Your objective → Quote the records beneath, complete and exact. Leave out images.

---- Records to use

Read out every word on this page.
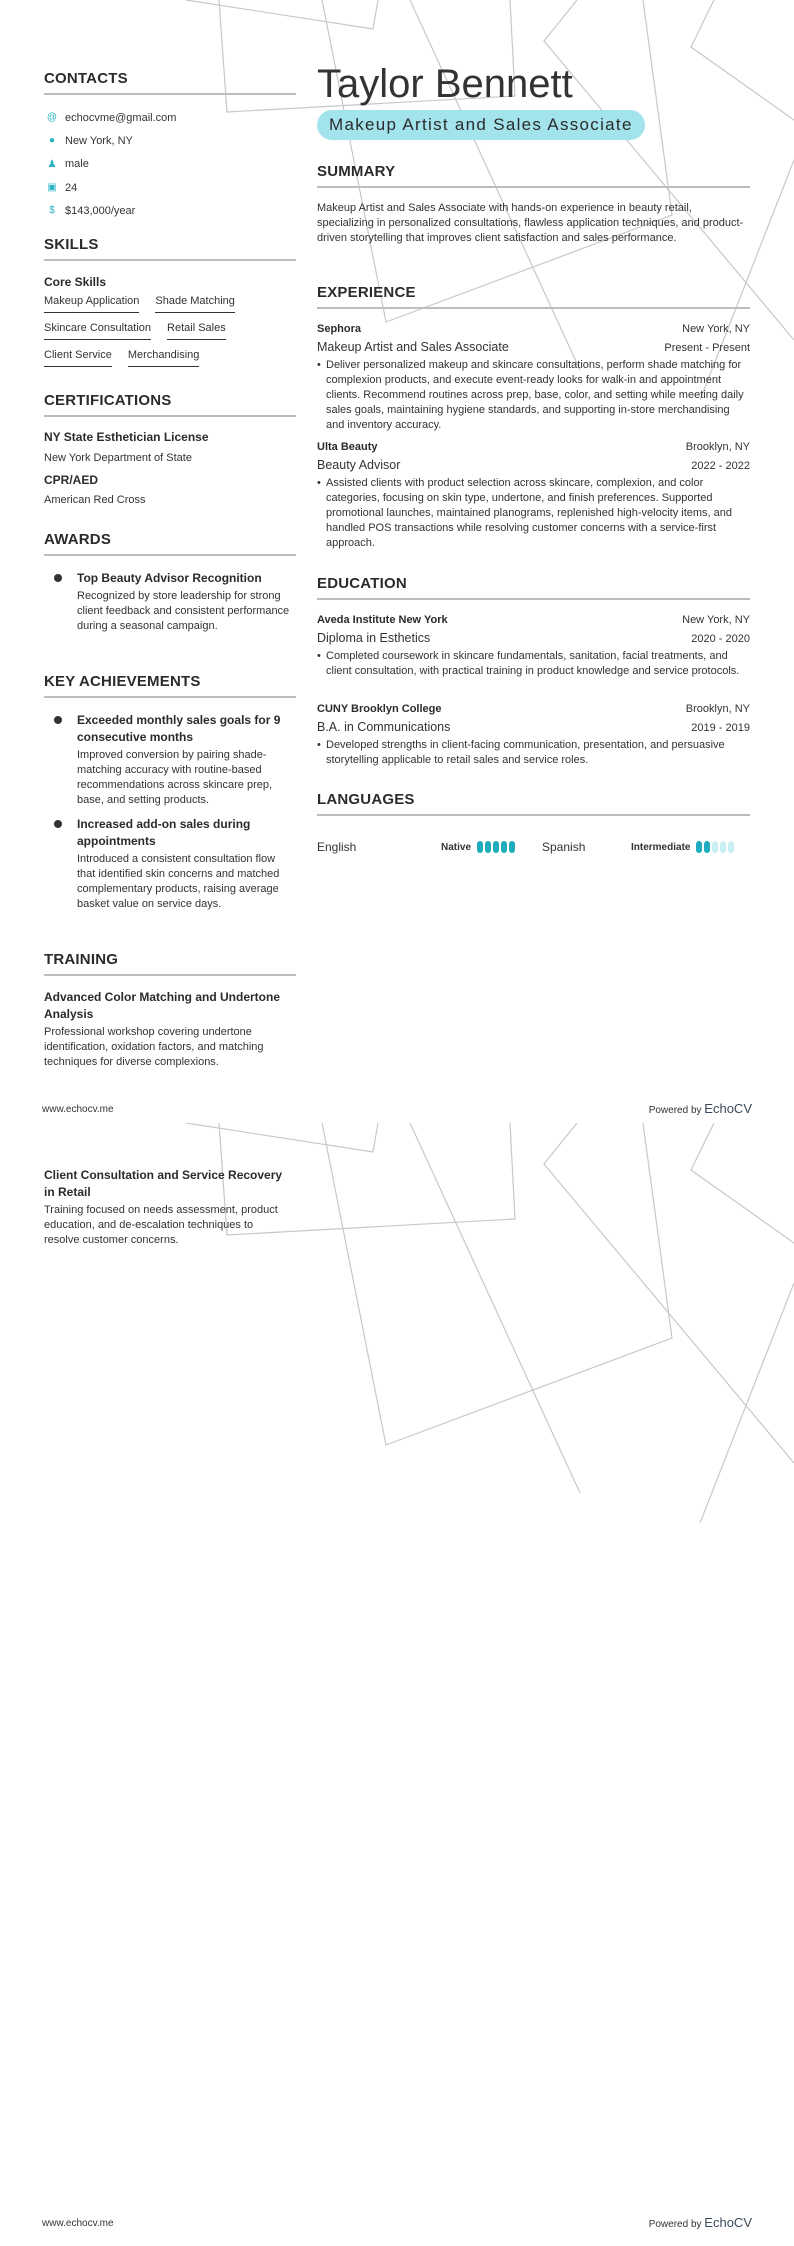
Taylor Bennett
Makeup Artist and Sales Associate
CONTACTS
@ echocvme@gmail.com
● New York, NY
♟ male
▣ 24
$ $143,000/year
SKILLS
Core Skills
Makeup Application Shade Matching
Skincare Consultation Retail Sales
Client Service Merchandising
CERTIFICATIONS
NY State Esthetician License
New York Department of State
CPR/AED
American Red Cross
AWARDS
Top Beauty Advisor Recognition
Recognized by store leadership for strong client feedback and consistent performance during a seasonal campaign.
KEY ACHIEVEMENTS
Exceeded monthly sales goals for 9 consecutive months
Improved conversion by pairing shade-matching accuracy with routine-based recommendations across skincare prep, base, and setting products.
Increased add-on sales during appointments
Introduced a consistent consultation flow that identified skin concerns and matched complementary products, raising average basket value on service days.
TRAINING
Advanced Color Matching and Undertone Analysis
Professional workshop covering undertone identification, oxidation factors, and matching techniques for diverse complexions.
SUMMARY
Makeup Artist and Sales Associate with hands-on experience in beauty retail, specializing in personalized consultations, flawless application techniques, and product-driven storytelling that improves client satisfaction and sales performance.
EXPERIENCE
Sephora	New York, NY
Makeup Artist and Sales Associate	Present - Present
• Deliver personalized makeup and skincare consultations, perform shade matching for complexion products, and execute event-ready looks for walk-in and appointment clients. Recommend routines across prep, base, color, and setting while meeting daily sales goals, maintaining hygiene standards, and supporting in-store merchandising and inventory accuracy.
Ulta Beauty	Brooklyn, NY
Beauty Advisor	2022 - 2022
• Assisted clients with product selection across skincare, complexion, and color categories, focusing on skin type, undertone, and finish preferences. Supported promotional launches, maintained planograms, replenished high-velocity items, and handled POS transactions while resolving customer concerns with a service-first approach.
EDUCATION
Aveda Institute New York	New York, NY
Diploma in Esthetics	2020 - 2020
• Completed coursework in skincare fundamentals, sanitation, facial treatments, and client consultation, with practical training in product knowledge and service protocols.
CUNY Brooklyn College	Brooklyn, NY
B.A. in Communications	2019 - 2019
• Developed strengths in client-facing communication, presentation, and persuasive storytelling applicable to retail sales and service roles.
LANGUAGES
English	Native	Spanish	Intermediate
www.echocv.me	Powered by EchoCV
Client Consultation and Service Recovery in Retail
Training focused on needs assessment, product education, and de-escalation techniques to resolve customer concerns.
www.echocv.me	Powered by EchoCV
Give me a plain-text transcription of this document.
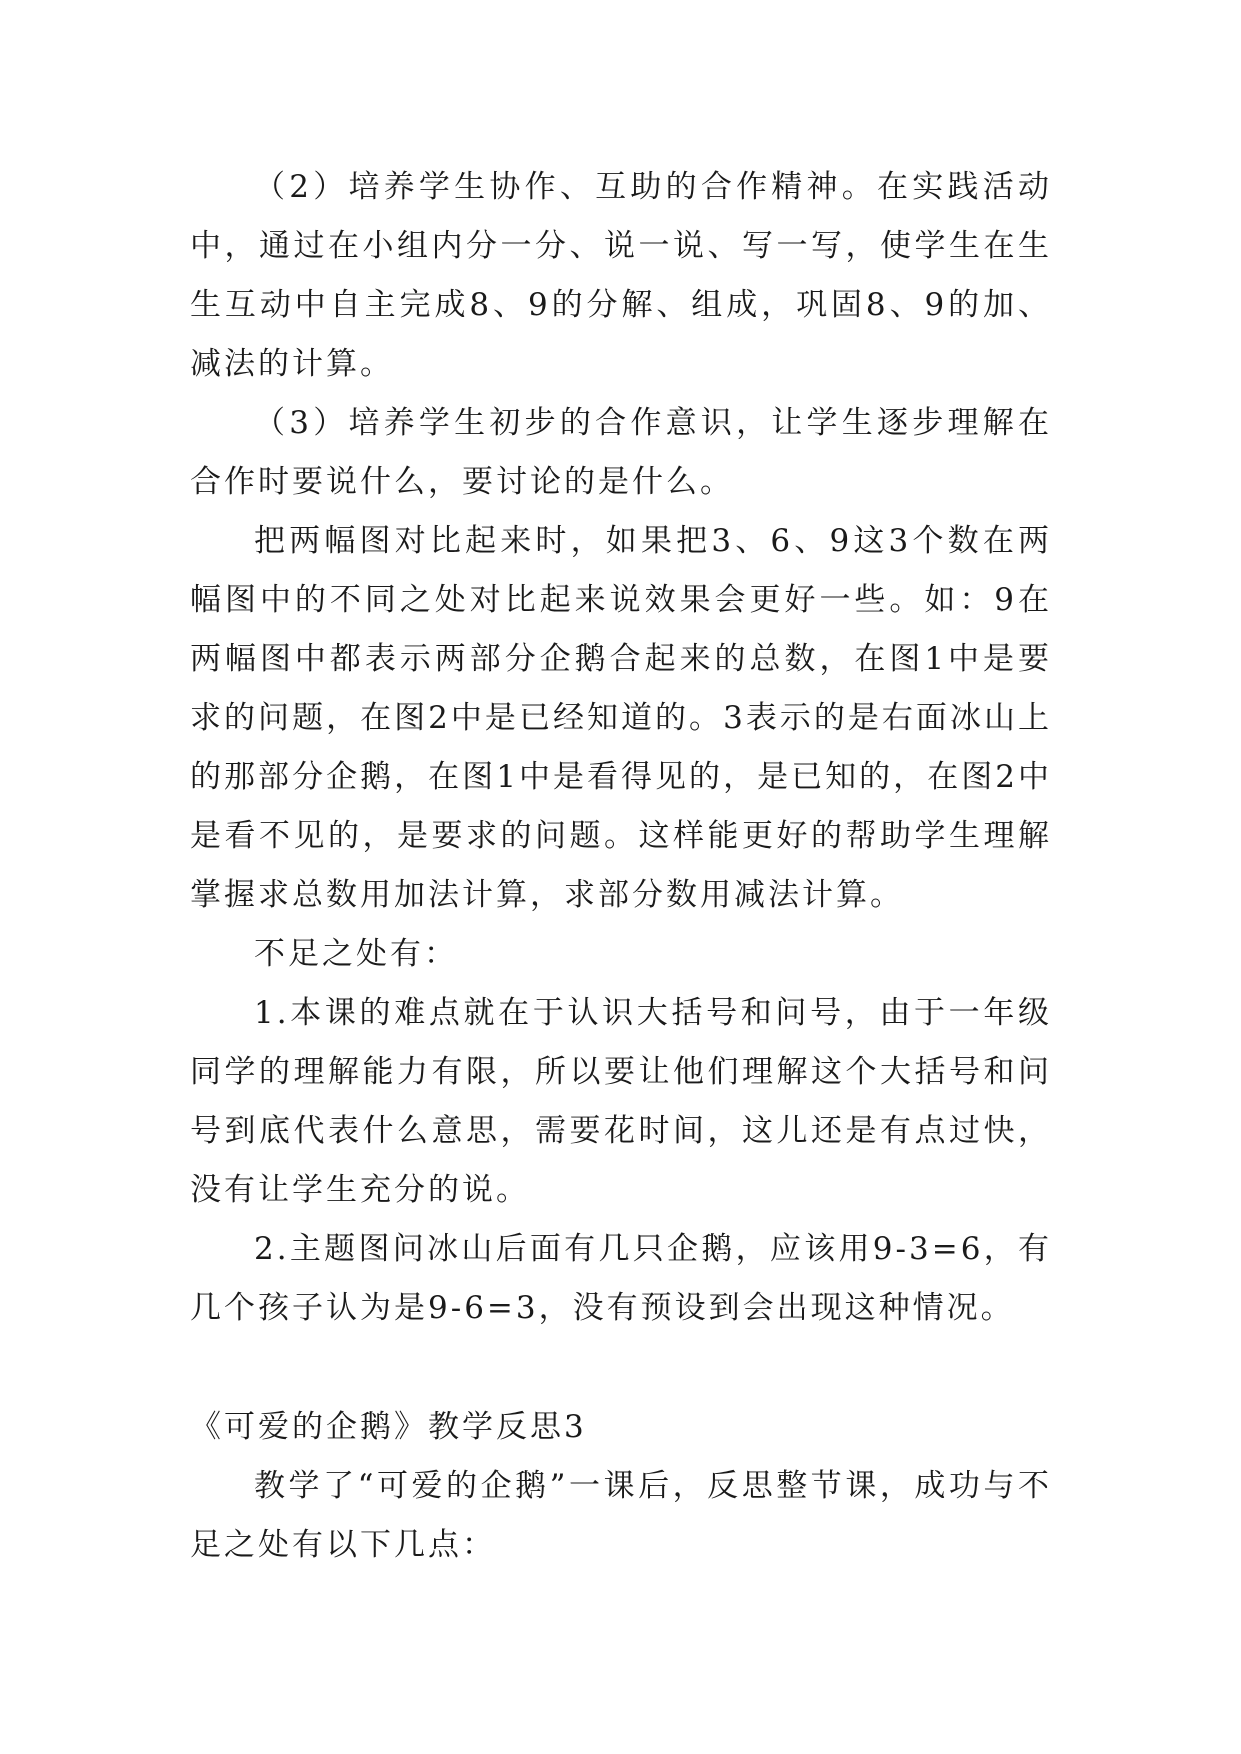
（2）培养学生协作、互助的合作精神。在实践活动中，通过在小组内分一分、说一说、写一写，使学生在生生互动中自主完成8、9的分解、组成，巩固8、9的加、减法的计算。

（3）培养学生初步的合作意识，让学生逐步理解在合作时要说什么，要讨论的是什么。

把两幅图对比起来时，如果把3、6、9这3个数在两幅图中的不同之处对比起来说效果会更好一些。如：9在两幅图中都表示两部分企鹅合起来的总数，在图1中是要求的问题，在图2中是已经知道的。3表示的是右面冰山上的那部分企鹅，在图1中是看得见的，是已知的，在图2中是看不见的，是要求的问题。这样能更好的帮助学生理解掌握求总数用加法计算，求部分数用减法计算。

不足之处有：

1.本课的难点就在于认识大括号和问号，由于一年级同学的理解能力有限，所以要让他们理解这个大括号和问号到底代表什么意思，需要花时间，这儿还是有点过快，没有让学生充分的说。

2.主题图问冰山后面有几只企鹅，应该用9-3=6，有几个孩子认为是9-6=3，没有预设到会出现这种情况。

《可爱的企鹅》教学反思3

教学了“可爱的企鹅”一课后，反思整节课，成功与不足之处有以下几点：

--------

Exercise answer →
Read out every word on this page.
Taylor Bennett
Makeup Artist and Sales Associate
CONTACTS
@ echocvme@gmail.com
● New York, NY
♟ male
▣ 24
$ $143,000/year
SKILLS
Core Skills
Makeup Application Shade Matching
Skincare Consultation Retail Sales
Client Service Merchandising
CERTIFICATIONS
NY State Esthetician License
New York Department of State
CPR/AED
American Red Cross
AWARDS
Top Beauty Advisor Recognition
Recognized by store leadership for strong client feedback and consistent performance during a seasonal campaign.
KEY ACHIEVEMENTS
Exceeded monthly sales goals for 9 consecutive months
Improved conversion by pairing shade-matching accuracy with routine-based recommendations across skincare prep, base, and setting products.
Increased add-on sales during appointments
Introduced a consistent consultation flow that identified skin concerns and matched complementary products, raising average basket value on service days.
TRAINING
Advanced Color Matching and Undertone Analysis
Professional workshop covering undertone identification, oxidation factors, and matching techniques for diverse complexions.
SUMMARY
Makeup Artist and Sales Associate with hands-on experience in beauty retail, specializing in personalized consultations, flawless application techniques, and product-driven storytelling that improves client satisfaction and sales performance.
EXPERIENCE
Sephora	New York, NY
Makeup Artist and Sales Associate	Present - Present
• Deliver personalized makeup and skincare consultations, perform shade matching for complexion products, and execute event-ready looks for walk-in and appointment clients. Recommend routines across prep, base, color, and setting while meeting daily sales goals, maintaining hygiene standards, and supporting in-store merchandising and inventory accuracy.
Ulta Beauty	Brooklyn, NY
Beauty Advisor	2022 - 2022
• Assisted clients with product selection across skincare, complexion, and color categories, focusing on skin type, undertone, and finish preferences. Supported promotional launches, maintained planograms, replenished high-velocity items, and handled POS transactions while resolving customer concerns with a service-first approach.
EDUCATION
Aveda Institute New York	New York, NY
Diploma in Esthetics	2020 - 2020
• Completed coursework in skincare fundamentals, sanitation, facial treatments, and client consultation, with practical training in product knowledge and service protocols.
CUNY Brooklyn College	Brooklyn, NY
B.A. in Communications	2019 - 2019
• Developed strengths in client-facing communication, presentation, and persuasive storytelling applicable to retail sales and service roles.
LANGUAGES
English	Native	Spanish	Intermediate
www.echocv.me	Powered by EchoCV
Client Consultation and Service Recovery in Retail
Training focused on needs assessment, product education, and de-escalation techniques to resolve customer concerns.
www.echocv.me	Powered by EchoCV
Give me a plain-text transcription of this document.
（2）培养学生协作、互助的合作精神。在实践活动中，通过在小组内分一分、说一说、写一写，使学生在生生互动中自主完成8、9的分解、组成，巩固8、9的加、减法的计算。

（3）培养学生初步的合作意识，让学生逐步理解在合作时要说什么，要讨论的是什么。

把两幅图对比起来时，如果把3、6、9这3个数在两幅图中的不同之处对比起来说效果会更好一些。如：9在两幅图中都表示两部分企鹅合起来的总数，在图1中是要求的问题，在图2中是已经知道的。3表示的是右面冰山上的那部分企鹅，在图1中是看得见的，是已知的，在图2中是看不见的，是要求的问题。这样能更好的帮助学生理解掌握求总数用加法计算，求部分数用减法计算。

不足之处有：

1.本课的难点就在于认识大括号和问号，由于一年级同学的理解能力有限，所以要让他们理解这个大括号和问号到底代表什么意思，需要花时间，这儿还是有点过快，没有让学生充分的说。

2.主题图问冰山后面有几只企鹅，应该用9-3=6，有几个孩子认为是9-6=3，没有预设到会出现这种情况。

《可爱的企鹅》教学反思3

教学了“可爱的企鹅”一课后，反思整节课，成功与不足之处有以下几点：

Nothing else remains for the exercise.